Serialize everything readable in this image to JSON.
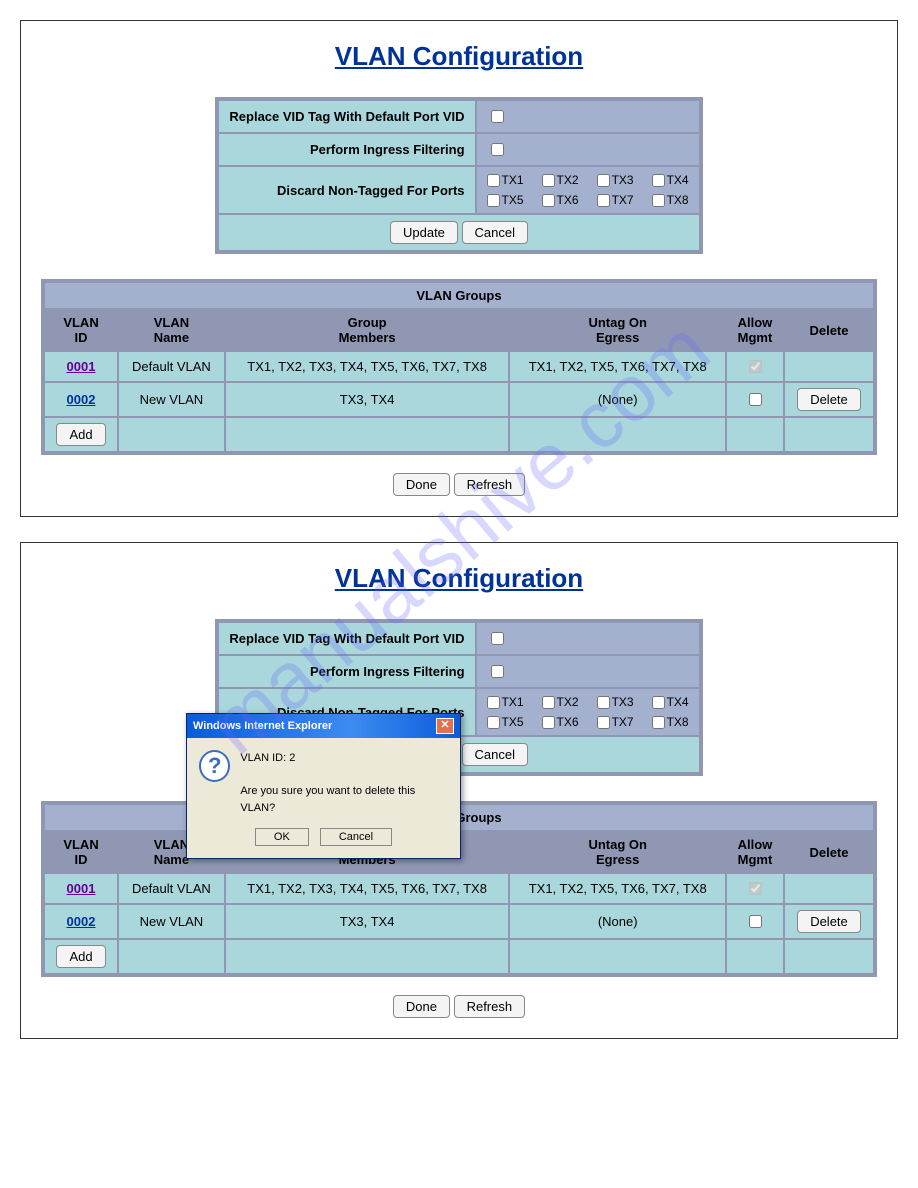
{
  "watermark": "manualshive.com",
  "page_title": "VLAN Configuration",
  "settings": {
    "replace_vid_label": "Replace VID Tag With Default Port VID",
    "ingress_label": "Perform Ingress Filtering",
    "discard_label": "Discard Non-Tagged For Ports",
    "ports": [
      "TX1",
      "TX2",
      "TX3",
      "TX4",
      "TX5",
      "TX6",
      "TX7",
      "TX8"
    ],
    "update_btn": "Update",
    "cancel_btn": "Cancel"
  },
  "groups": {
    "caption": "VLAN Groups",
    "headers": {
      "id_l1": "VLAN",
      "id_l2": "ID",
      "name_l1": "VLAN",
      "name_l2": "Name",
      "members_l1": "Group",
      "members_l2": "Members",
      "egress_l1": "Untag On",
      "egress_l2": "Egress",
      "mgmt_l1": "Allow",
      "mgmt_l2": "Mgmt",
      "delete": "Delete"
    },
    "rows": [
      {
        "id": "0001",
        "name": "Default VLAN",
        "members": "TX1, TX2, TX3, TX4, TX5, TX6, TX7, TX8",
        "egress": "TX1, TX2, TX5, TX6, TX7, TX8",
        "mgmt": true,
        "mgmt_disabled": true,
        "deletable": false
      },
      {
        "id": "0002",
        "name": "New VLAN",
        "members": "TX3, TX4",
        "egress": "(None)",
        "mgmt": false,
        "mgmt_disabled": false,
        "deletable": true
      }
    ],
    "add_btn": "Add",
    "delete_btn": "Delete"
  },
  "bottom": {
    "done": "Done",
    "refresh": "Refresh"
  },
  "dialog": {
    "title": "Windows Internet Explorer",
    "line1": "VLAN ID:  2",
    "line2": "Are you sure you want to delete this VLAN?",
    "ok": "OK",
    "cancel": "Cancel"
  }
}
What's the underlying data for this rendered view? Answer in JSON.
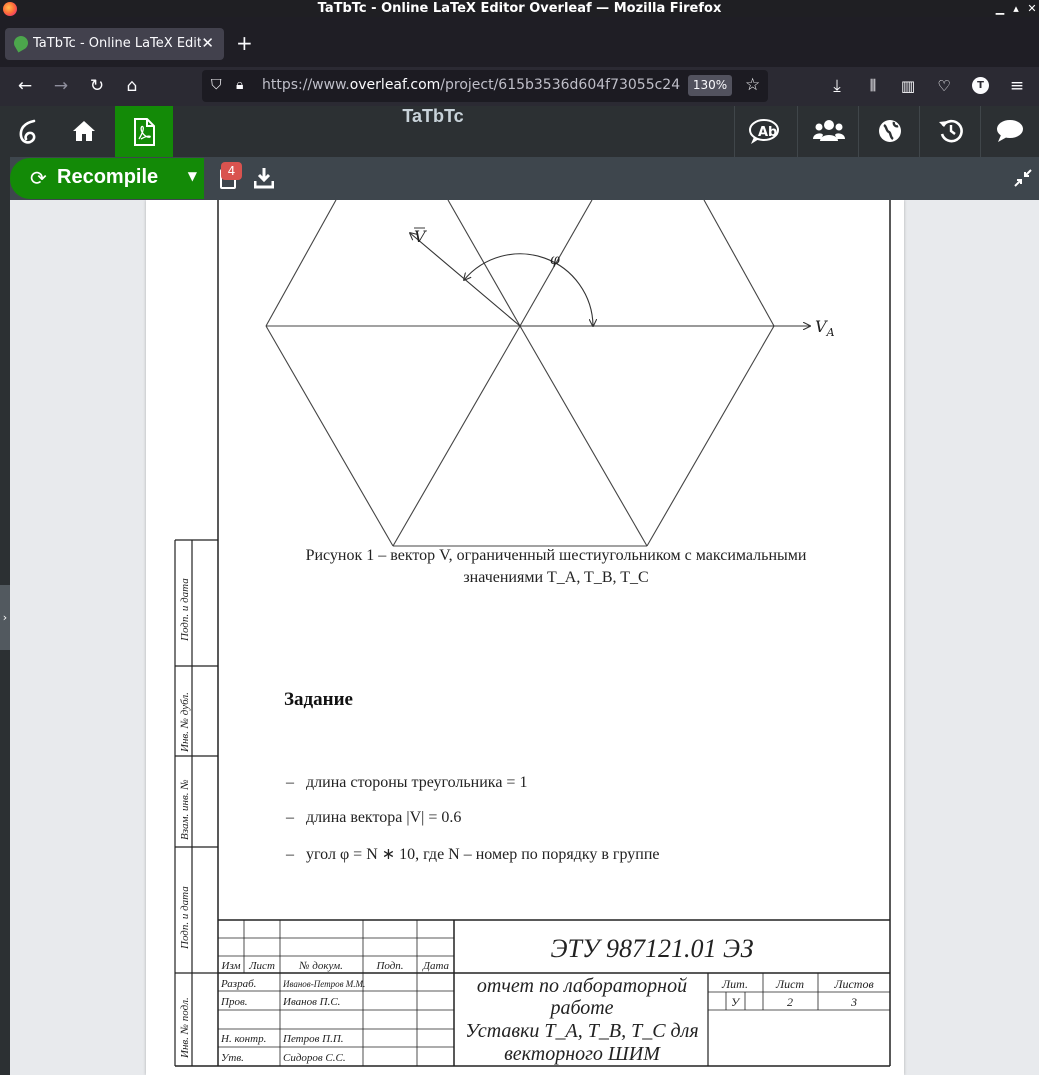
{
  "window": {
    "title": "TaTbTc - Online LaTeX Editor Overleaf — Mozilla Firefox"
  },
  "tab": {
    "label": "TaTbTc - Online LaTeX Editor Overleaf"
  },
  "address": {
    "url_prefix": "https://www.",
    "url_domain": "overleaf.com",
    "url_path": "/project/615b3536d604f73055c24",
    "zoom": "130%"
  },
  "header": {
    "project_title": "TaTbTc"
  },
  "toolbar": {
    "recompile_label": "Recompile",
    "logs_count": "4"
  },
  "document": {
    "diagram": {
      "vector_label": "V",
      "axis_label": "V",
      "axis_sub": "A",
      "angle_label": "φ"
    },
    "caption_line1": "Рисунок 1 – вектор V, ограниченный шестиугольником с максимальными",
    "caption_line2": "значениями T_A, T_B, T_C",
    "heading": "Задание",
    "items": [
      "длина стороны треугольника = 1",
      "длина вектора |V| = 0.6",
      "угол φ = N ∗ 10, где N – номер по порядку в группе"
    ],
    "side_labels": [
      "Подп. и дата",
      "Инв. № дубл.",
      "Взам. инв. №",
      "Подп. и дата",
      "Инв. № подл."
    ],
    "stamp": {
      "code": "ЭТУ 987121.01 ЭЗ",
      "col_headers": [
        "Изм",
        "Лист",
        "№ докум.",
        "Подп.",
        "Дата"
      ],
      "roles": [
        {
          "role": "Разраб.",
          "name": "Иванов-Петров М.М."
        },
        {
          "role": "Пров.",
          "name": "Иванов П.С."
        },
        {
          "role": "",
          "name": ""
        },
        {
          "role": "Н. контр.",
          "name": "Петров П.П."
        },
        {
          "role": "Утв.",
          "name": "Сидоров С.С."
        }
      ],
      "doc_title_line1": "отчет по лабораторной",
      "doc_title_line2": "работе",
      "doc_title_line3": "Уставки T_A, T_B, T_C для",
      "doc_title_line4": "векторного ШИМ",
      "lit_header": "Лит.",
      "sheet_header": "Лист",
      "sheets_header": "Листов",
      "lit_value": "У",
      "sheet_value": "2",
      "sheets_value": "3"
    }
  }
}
== == ==
What is expected: Restate the listing above word for word, and skip the pictures.

Answer to this task:
Serialize everything readable in this image to JSON.
{
  "watermark": "manualshive.com",
  "page_title": "VLAN Configuration",
  "settings": {
    "replace_vid_label": "Replace VID Tag With Default Port VID",
    "ingress_label": "Perform Ingress Filtering",
    "discard_label": "Discard Non-Tagged For Ports",
    "ports": [
      "TX1",
      "TX2",
      "TX3",
      "TX4",
      "TX5",
      "TX6",
      "TX7",
      "TX8"
    ],
    "update_btn": "Update",
    "cancel_btn": "Cancel"
  },
  "groups": {
    "caption": "VLAN Groups",
    "headers": {
      "id_l1": "VLAN",
      "id_l2": "ID",
      "name_l1": "VLAN",
      "name_l2": "Name",
      "members_l1": "Group",
      "members_l2": "Members",
      "egress_l1": "Untag On",
      "egress_l2": "Egress",
      "mgmt_l1": "Allow",
      "mgmt_l2": "Mgmt",
      "delete": "Delete"
    },
    "rows": [
      {
        "id": "0001",
        "name": "Default VLAN",
        "members": "TX1, TX2, TX3, TX4, TX5, TX6, TX7, TX8",
        "egress": "TX1, TX2, TX5, TX6, TX7, TX8",
        "mgmt": true,
        "mgmt_disabled": true,
        "deletable": false
      },
      {
        "id": "0002",
        "name": "New VLAN",
        "members": "TX3, TX4",
        "egress": "(None)",
        "mgmt": false,
        "mgmt_disabled": false,
        "deletable": true
      }
    ],
    "add_btn": "Add",
    "delete_btn": "Delete"
  },
  "bottom": {
    "done": "Done",
    "refresh": "Refresh"
  },
  "dialog": {
    "title": "Windows Internet Explorer",
    "line1": "VLAN ID:  2",
    "line2": "Are you sure you want to delete this VLAN?",
    "ok": "OK",
    "cancel": "Cancel"
  }
}
What's the underlying data for this rendered view? Answer in JSON.
{
  "window": {
    "title": "TaTbTc - Online LaTeX Editor Overleaf — Mozilla Firefox"
  },
  "tab": {
    "label": "TaTbTc - Online LaTeX Editor Overleaf"
  },
  "address": {
    "url_prefix": "https://www.",
    "url_domain": "overleaf.com",
    "url_path": "/project/615b3536d604f73055c24",
    "zoom": "130%"
  },
  "header": {
    "project_title": "TaTbTc"
  },
  "toolbar": {
    "recompile_label": "Recompile",
    "logs_count": "4"
  },
  "document": {
    "diagram": {
      "vector_label": "V",
      "axis_label": "V",
      "axis_sub": "A",
      "angle_label": "φ"
    },
    "caption_line1": "Рисунок 1 – вектор V, ограниченный шестиугольником с максимальными",
    "caption_line2": "значениями T_A, T_B, T_C",
    "heading": "Задание",
    "items": [
      "длина стороны треугольника = 1",
      "длина вектора |V| = 0.6",
      "угол φ = N ∗ 10, где N – номер по порядку в группе"
    ],
    "side_labels": [
      "Подп. и дата",
      "Инв. № дубл.",
      "Взам. инв. №",
      "Подп. и дата",
      "Инв. № подл."
    ],
    "stamp": {
      "code": "ЭТУ 987121.01 ЭЗ",
      "col_headers": [
        "Изм",
        "Лист",
        "№ докум.",
        "Подп.",
        "Дата"
      ],
      "roles": [
        {
          "role": "Разраб.",
          "name": "Иванов-Петров М.М."
        },
        {
          "role": "Пров.",
          "name": "Иванов П.С."
        },
        {
          "role": "",
          "name": ""
        },
        {
          "role": "Н. контр.",
          "name": "Петров П.П."
        },
        {
          "role": "Утв.",
          "name": "Сидоров С.С."
        }
      ],
      "doc_title_line1": "отчет по лабораторной",
      "doc_title_line2": "работе",
      "doc_title_line3": "Уставки T_A, T_B, T_C для",
      "doc_title_line4": "векторного ШИМ",
      "lit_header": "Лит.",
      "sheet_header": "Лист",
      "sheets_header": "Листов",
      "lit_value": "У",
      "sheet_value": "2",
      "sheets_value": "3"
    }
  }
}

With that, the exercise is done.